[Start of Given records]

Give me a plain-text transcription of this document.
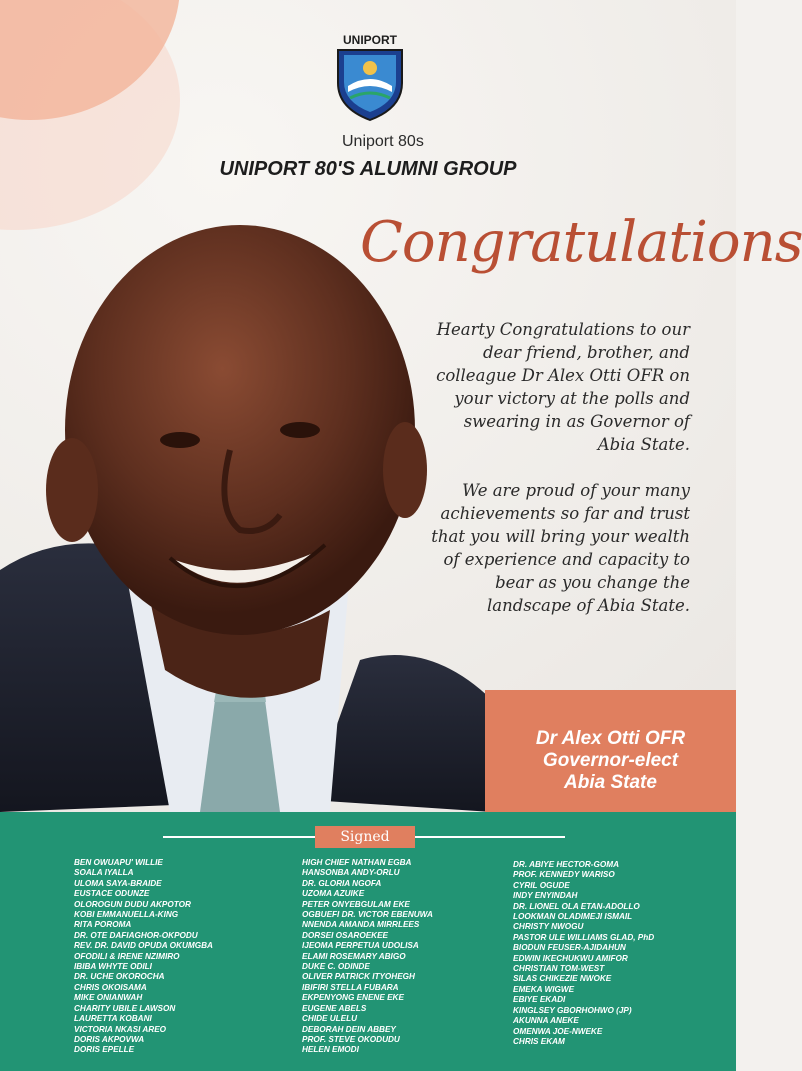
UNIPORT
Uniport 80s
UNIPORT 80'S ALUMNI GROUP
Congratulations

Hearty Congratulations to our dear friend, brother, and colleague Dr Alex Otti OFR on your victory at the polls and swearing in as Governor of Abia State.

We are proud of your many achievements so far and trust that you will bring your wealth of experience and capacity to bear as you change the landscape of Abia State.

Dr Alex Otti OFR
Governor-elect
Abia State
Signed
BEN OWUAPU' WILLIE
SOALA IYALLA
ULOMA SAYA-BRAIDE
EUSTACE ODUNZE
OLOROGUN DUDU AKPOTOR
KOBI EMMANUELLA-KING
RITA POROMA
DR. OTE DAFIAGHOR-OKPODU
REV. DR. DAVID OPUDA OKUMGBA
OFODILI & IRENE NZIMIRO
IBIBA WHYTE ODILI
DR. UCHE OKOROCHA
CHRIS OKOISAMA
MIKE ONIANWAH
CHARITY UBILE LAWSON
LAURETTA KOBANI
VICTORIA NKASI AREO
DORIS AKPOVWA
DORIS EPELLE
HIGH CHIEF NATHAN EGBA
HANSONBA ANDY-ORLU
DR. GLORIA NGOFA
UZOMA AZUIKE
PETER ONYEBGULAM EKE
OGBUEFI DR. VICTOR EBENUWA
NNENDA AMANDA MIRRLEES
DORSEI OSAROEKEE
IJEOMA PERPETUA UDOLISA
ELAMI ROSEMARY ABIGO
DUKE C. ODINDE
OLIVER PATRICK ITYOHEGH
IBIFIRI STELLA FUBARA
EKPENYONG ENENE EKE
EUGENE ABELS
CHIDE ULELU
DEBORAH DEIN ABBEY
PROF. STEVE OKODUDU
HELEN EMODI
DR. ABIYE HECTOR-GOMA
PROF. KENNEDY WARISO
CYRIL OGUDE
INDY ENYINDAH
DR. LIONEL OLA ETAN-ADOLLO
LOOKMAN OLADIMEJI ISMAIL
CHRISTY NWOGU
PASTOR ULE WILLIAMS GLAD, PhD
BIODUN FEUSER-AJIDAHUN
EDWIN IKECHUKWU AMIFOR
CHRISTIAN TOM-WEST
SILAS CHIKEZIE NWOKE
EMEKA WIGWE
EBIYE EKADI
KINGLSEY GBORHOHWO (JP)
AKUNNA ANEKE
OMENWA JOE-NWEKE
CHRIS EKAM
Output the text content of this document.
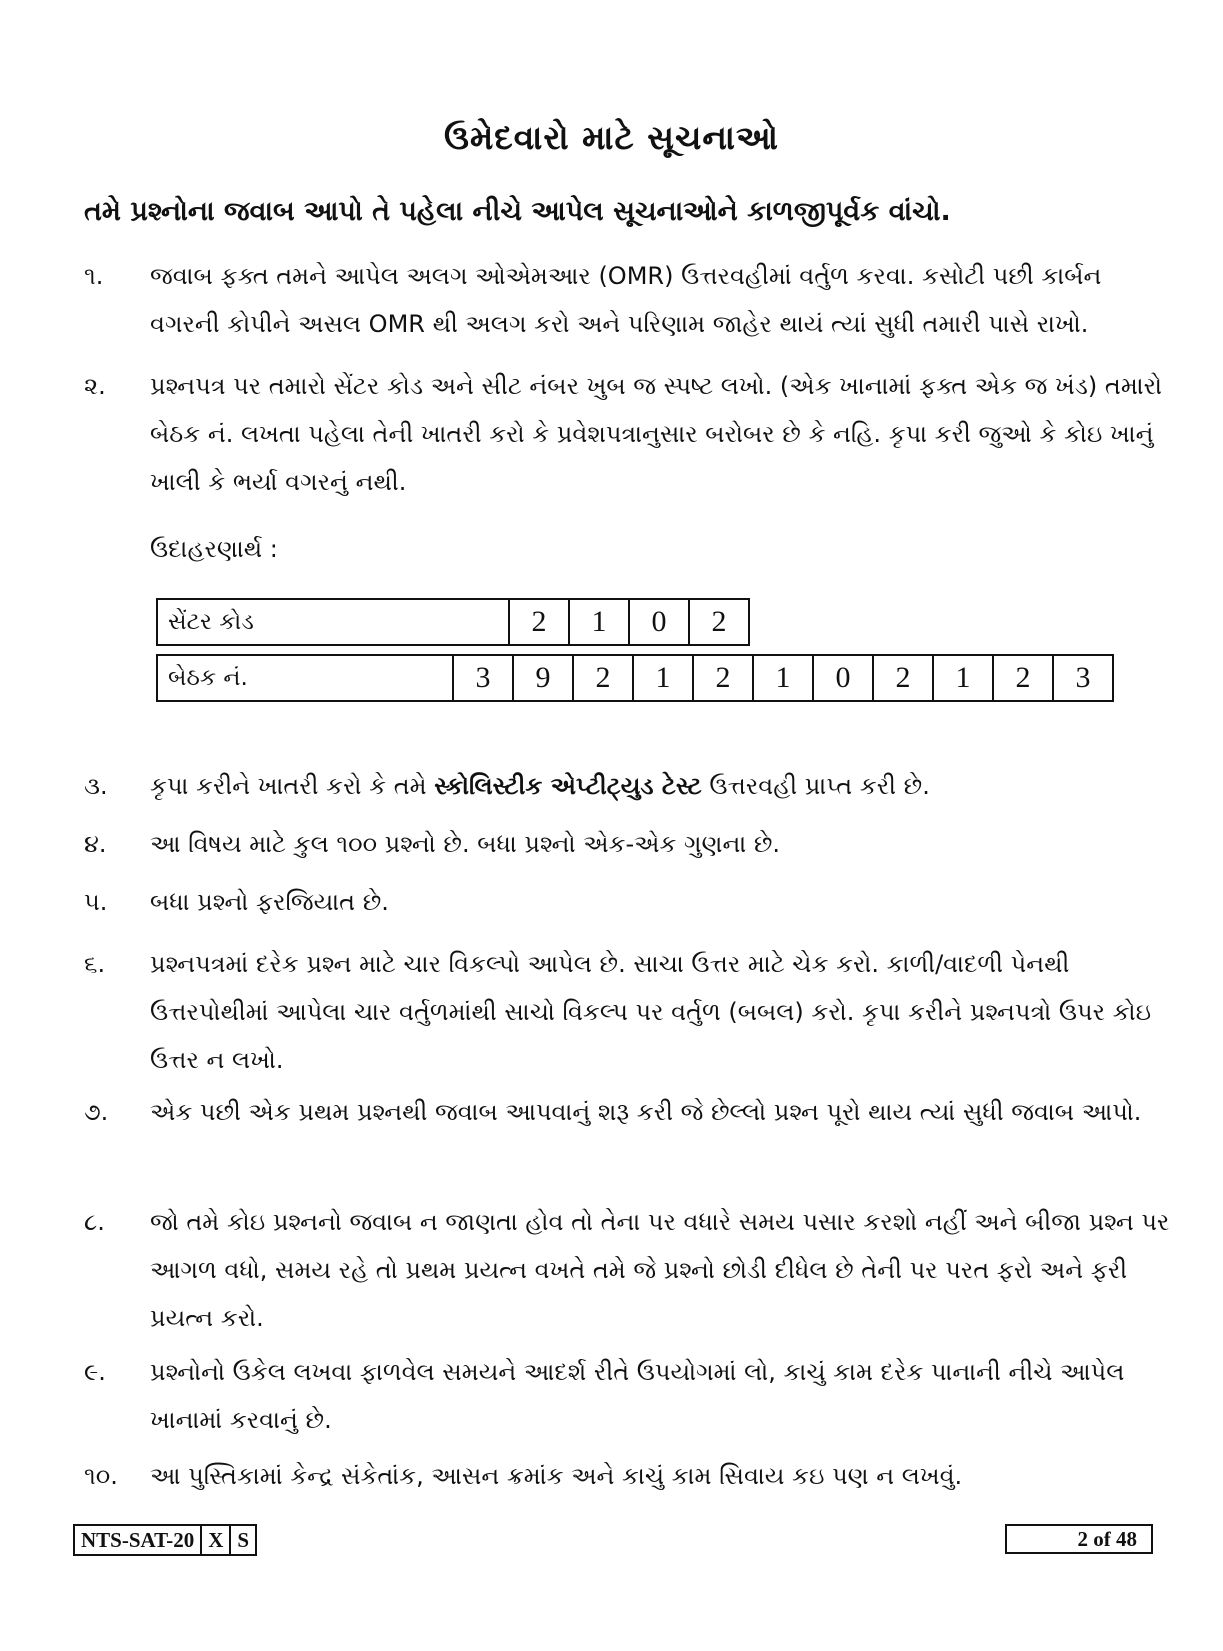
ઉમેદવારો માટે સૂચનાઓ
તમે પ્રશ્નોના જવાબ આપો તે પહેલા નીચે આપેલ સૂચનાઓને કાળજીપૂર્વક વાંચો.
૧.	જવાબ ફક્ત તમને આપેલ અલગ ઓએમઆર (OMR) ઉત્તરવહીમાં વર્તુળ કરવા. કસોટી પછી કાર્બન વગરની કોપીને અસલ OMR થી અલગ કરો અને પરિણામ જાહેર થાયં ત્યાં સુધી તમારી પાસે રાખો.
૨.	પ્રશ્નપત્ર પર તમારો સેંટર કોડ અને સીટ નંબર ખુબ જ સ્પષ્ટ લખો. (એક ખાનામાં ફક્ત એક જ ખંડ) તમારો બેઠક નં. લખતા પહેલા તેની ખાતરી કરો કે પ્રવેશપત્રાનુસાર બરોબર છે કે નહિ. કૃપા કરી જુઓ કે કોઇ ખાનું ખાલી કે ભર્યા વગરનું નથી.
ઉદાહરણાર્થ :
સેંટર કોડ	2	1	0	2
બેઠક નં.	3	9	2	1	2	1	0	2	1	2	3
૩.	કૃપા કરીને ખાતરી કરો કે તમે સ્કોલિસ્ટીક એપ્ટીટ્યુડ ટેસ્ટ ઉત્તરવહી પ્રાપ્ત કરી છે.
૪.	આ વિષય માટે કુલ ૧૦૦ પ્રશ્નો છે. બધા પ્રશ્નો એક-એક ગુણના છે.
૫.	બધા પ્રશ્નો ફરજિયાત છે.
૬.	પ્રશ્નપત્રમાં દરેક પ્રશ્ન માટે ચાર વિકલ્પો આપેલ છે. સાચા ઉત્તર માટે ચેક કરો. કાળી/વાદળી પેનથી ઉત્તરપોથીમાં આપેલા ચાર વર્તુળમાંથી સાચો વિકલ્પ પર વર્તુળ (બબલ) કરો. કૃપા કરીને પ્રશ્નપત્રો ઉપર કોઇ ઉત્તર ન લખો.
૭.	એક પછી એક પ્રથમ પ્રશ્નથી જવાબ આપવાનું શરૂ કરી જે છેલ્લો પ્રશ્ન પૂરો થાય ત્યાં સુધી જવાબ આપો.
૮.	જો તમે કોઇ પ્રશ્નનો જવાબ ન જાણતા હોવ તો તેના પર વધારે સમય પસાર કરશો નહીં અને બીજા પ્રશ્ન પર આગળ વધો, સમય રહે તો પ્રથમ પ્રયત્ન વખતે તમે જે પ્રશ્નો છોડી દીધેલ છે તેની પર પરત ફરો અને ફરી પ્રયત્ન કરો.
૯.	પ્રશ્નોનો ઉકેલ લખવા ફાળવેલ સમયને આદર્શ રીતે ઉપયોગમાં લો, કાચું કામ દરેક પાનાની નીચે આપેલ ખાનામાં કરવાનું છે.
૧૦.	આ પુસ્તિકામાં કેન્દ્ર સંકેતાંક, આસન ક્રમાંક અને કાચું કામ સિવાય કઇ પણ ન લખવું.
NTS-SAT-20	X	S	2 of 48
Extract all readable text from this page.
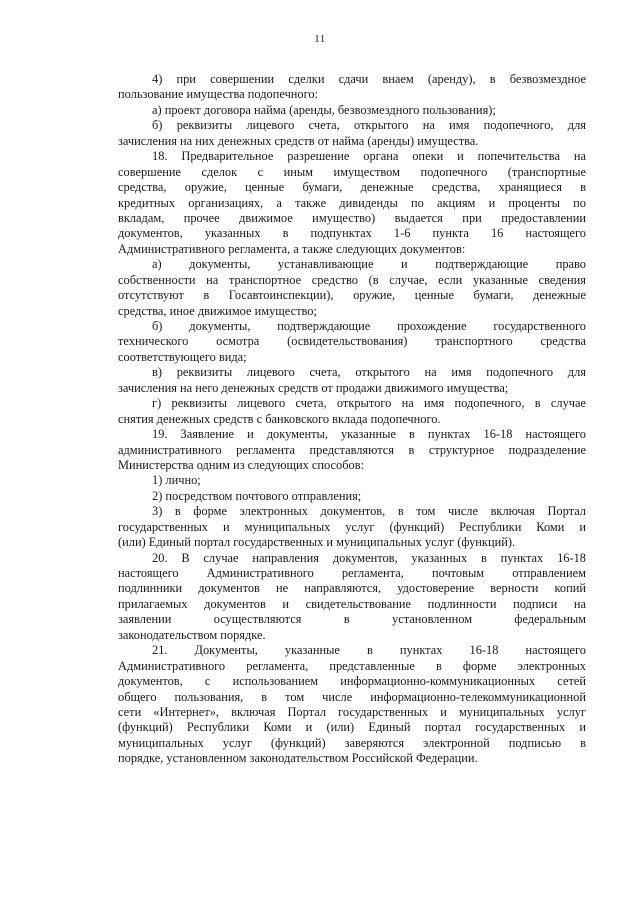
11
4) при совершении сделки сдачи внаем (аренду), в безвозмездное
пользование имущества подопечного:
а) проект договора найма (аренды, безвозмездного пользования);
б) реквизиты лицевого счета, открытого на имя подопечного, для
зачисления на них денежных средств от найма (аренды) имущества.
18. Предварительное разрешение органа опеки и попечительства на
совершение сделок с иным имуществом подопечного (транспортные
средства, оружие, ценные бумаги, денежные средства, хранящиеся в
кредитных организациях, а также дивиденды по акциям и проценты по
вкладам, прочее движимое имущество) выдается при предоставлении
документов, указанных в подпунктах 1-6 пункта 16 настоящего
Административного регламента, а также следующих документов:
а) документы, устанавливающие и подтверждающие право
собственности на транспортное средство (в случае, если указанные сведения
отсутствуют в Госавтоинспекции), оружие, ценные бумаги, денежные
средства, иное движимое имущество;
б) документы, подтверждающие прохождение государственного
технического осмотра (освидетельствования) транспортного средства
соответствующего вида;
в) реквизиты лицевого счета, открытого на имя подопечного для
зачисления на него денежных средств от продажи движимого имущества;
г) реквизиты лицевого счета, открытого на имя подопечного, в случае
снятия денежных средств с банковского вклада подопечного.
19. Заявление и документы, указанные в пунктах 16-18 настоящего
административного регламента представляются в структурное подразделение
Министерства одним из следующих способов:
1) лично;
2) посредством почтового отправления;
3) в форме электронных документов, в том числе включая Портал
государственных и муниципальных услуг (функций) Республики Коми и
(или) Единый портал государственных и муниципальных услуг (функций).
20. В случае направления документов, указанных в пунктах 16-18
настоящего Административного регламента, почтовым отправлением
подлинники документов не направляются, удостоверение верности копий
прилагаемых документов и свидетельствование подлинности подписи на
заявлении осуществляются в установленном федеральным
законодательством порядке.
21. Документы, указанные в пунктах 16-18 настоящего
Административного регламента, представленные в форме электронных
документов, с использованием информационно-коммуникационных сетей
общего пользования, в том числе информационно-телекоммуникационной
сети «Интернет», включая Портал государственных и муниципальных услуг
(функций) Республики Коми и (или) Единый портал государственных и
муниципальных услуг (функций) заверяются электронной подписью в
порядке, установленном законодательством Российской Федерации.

[End of Given records]

**Problem**: Scan the material above for the word "указанных". Copy each line where it occurs.

**The response**:
документов, указанных в подпунктах 1-6 пункта 16 настоящего
20. В случае направления документов, указанных в пунктах 16-18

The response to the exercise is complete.